# start of RECORDS FOR THE EXERCISE

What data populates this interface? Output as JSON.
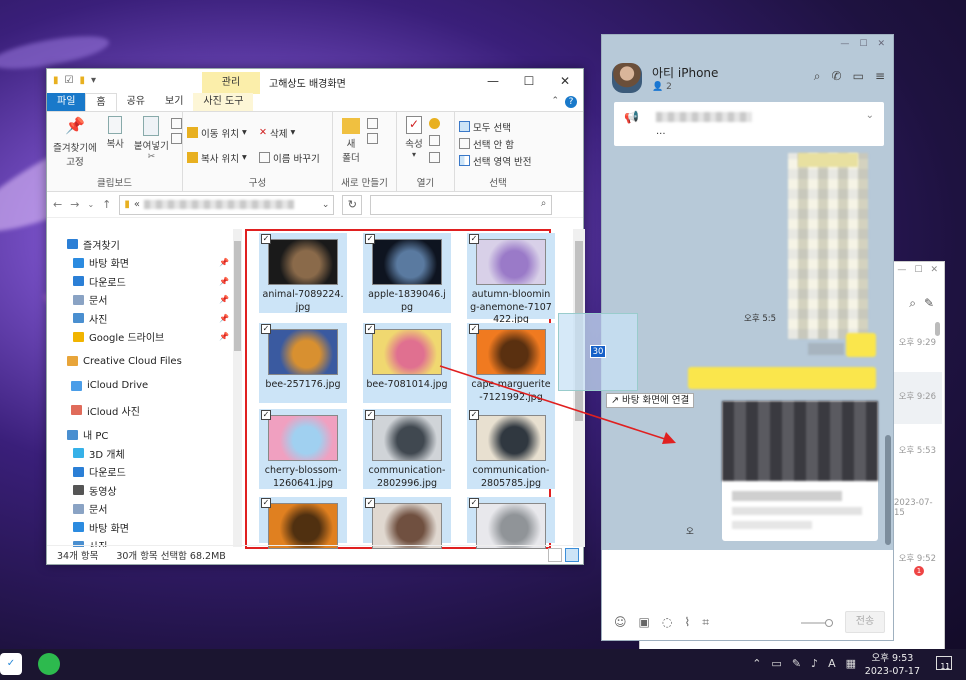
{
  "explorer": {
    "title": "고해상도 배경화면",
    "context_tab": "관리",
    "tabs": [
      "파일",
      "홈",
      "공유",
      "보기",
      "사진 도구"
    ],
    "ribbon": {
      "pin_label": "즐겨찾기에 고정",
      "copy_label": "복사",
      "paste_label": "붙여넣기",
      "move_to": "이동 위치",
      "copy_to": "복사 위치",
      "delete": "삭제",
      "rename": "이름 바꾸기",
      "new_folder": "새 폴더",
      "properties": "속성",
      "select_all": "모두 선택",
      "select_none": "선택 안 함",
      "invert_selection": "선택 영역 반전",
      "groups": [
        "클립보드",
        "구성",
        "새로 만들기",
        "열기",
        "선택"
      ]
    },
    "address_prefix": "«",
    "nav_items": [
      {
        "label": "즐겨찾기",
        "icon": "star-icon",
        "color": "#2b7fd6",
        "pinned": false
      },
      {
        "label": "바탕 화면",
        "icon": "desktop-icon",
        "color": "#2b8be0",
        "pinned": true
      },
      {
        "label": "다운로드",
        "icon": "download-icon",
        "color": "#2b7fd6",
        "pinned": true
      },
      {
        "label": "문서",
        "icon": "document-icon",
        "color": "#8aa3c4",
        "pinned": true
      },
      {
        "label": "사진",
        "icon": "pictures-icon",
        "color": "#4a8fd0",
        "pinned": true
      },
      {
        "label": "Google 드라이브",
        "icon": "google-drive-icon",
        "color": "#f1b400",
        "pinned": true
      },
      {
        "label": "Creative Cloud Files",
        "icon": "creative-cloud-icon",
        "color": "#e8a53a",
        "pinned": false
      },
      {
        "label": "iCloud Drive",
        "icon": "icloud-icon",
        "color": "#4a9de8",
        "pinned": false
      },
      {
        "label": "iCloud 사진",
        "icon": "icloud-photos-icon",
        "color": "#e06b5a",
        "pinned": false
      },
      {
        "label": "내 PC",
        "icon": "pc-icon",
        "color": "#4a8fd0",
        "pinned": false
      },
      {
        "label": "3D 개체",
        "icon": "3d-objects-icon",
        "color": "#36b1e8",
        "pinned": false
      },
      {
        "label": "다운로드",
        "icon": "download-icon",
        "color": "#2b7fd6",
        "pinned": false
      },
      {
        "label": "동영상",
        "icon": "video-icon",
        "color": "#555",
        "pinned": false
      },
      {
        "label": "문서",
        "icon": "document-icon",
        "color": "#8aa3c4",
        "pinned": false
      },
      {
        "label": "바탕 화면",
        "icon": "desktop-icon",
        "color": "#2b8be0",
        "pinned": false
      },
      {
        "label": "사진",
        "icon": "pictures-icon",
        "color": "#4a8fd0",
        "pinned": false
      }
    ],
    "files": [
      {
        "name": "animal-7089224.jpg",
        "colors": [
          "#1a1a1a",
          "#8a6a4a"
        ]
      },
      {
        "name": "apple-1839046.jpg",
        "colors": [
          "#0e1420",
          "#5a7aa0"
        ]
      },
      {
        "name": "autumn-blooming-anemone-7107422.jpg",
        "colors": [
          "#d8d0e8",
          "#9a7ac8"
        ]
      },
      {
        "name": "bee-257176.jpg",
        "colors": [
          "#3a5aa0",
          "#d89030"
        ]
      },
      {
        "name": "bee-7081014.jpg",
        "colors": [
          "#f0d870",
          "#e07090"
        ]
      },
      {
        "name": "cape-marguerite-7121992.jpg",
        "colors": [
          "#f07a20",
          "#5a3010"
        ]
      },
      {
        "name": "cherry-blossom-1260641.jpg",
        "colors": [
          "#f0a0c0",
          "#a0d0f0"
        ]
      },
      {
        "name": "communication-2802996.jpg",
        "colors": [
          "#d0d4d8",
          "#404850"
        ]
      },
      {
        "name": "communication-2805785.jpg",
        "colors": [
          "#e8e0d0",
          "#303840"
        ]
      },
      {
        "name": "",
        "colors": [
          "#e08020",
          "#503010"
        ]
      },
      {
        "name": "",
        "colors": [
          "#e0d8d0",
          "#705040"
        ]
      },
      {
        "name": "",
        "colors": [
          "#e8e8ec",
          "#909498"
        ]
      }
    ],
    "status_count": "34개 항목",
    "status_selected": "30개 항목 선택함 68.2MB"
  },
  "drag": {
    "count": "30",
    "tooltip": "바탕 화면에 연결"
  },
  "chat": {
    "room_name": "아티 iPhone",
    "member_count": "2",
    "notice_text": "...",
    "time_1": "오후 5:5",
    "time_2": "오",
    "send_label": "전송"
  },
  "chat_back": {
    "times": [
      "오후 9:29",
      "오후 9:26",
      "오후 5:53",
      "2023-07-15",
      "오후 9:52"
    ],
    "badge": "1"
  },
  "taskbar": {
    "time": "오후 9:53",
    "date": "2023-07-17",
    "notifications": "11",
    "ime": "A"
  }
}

# end of RECORDS FOR THE EXERCISE

▸ **WHAT IS EXPECTED**
Write out the records above exactly as they appear, leaving out any pictures.

▸ **EXERCISE RESULT**
What data populates this interface? Output as JSON.
{
  "explorer": {
    "title": "고해상도 배경화면",
    "context_tab": "관리",
    "tabs": [
      "파일",
      "홈",
      "공유",
      "보기",
      "사진 도구"
    ],
    "ribbon": {
      "pin_label": "즐겨찾기에 고정",
      "copy_label": "복사",
      "paste_label": "붙여넣기",
      "move_to": "이동 위치",
      "copy_to": "복사 위치",
      "delete": "삭제",
      "rename": "이름 바꾸기",
      "new_folder": "새 폴더",
      "properties": "속성",
      "select_all": "모두 선택",
      "select_none": "선택 안 함",
      "invert_selection": "선택 영역 반전",
      "groups": [
        "클립보드",
        "구성",
        "새로 만들기",
        "열기",
        "선택"
      ]
    },
    "address_prefix": "«",
    "nav_items": [
      {
        "label": "즐겨찾기",
        "icon": "star-icon",
        "color": "#2b7fd6",
        "pinned": false
      },
      {
        "label": "바탕 화면",
        "icon": "desktop-icon",
        "color": "#2b8be0",
        "pinned": true
      },
      {
        "label": "다운로드",
        "icon": "download-icon",
        "color": "#2b7fd6",
        "pinned": true
      },
      {
        "label": "문서",
        "icon": "document-icon",
        "color": "#8aa3c4",
        "pinned": true
      },
      {
        "label": "사진",
        "icon": "pictures-icon",
        "color": "#4a8fd0",
        "pinned": true
      },
      {
        "label": "Google 드라이브",
        "icon": "google-drive-icon",
        "color": "#f1b400",
        "pinned": true
      },
      {
        "label": "Creative Cloud Files",
        "icon": "creative-cloud-icon",
        "color": "#e8a53a",
        "pinned": false
      },
      {
        "label": "iCloud Drive",
        "icon": "icloud-icon",
        "color": "#4a9de8",
        "pinned": false
      },
      {
        "label": "iCloud 사진",
        "icon": "icloud-photos-icon",
        "color": "#e06b5a",
        "pinned": false
      },
      {
        "label": "내 PC",
        "icon": "pc-icon",
        "color": "#4a8fd0",
        "pinned": false
      },
      {
        "label": "3D 개체",
        "icon": "3d-objects-icon",
        "color": "#36b1e8",
        "pinned": false
      },
      {
        "label": "다운로드",
        "icon": "download-icon",
        "color": "#2b7fd6",
        "pinned": false
      },
      {
        "label": "동영상",
        "icon": "video-icon",
        "color": "#555",
        "pinned": false
      },
      {
        "label": "문서",
        "icon": "document-icon",
        "color": "#8aa3c4",
        "pinned": false
      },
      {
        "label": "바탕 화면",
        "icon": "desktop-icon",
        "color": "#2b8be0",
        "pinned": false
      },
      {
        "label": "사진",
        "icon": "pictures-icon",
        "color": "#4a8fd0",
        "pinned": false
      }
    ],
    "files": [
      {
        "name": "animal-7089224.jpg",
        "colors": [
          "#1a1a1a",
          "#8a6a4a"
        ]
      },
      {
        "name": "apple-1839046.jpg",
        "colors": [
          "#0e1420",
          "#5a7aa0"
        ]
      },
      {
        "name": "autumn-blooming-anemone-7107422.jpg",
        "colors": [
          "#d8d0e8",
          "#9a7ac8"
        ]
      },
      {
        "name": "bee-257176.jpg",
        "colors": [
          "#3a5aa0",
          "#d89030"
        ]
      },
      {
        "name": "bee-7081014.jpg",
        "colors": [
          "#f0d870",
          "#e07090"
        ]
      },
      {
        "name": "cape-marguerite-7121992.jpg",
        "colors": [
          "#f07a20",
          "#5a3010"
        ]
      },
      {
        "name": "cherry-blossom-1260641.jpg",
        "colors": [
          "#f0a0c0",
          "#a0d0f0"
        ]
      },
      {
        "name": "communication-2802996.jpg",
        "colors": [
          "#d0d4d8",
          "#404850"
        ]
      },
      {
        "name": "communication-2805785.jpg",
        "colors": [
          "#e8e0d0",
          "#303840"
        ]
      },
      {
        "name": "",
        "colors": [
          "#e08020",
          "#503010"
        ]
      },
      {
        "name": "",
        "colors": [
          "#e0d8d0",
          "#705040"
        ]
      },
      {
        "name": "",
        "colors": [
          "#e8e8ec",
          "#909498"
        ]
      }
    ],
    "status_count": "34개 항목",
    "status_selected": "30개 항목 선택함 68.2MB"
  },
  "drag": {
    "count": "30",
    "tooltip": "바탕 화면에 연결"
  },
  "chat": {
    "room_name": "아티 iPhone",
    "member_count": "2",
    "notice_text": "...",
    "time_1": "오후 5:5",
    "time_2": "오",
    "send_label": "전송"
  },
  "chat_back": {
    "times": [
      "오후 9:29",
      "오후 9:26",
      "오후 5:53",
      "2023-07-15",
      "오후 9:52"
    ],
    "badge": "1"
  },
  "taskbar": {
    "time": "오후 9:53",
    "date": "2023-07-17",
    "notifications": "11",
    "ime": "A"
  }
}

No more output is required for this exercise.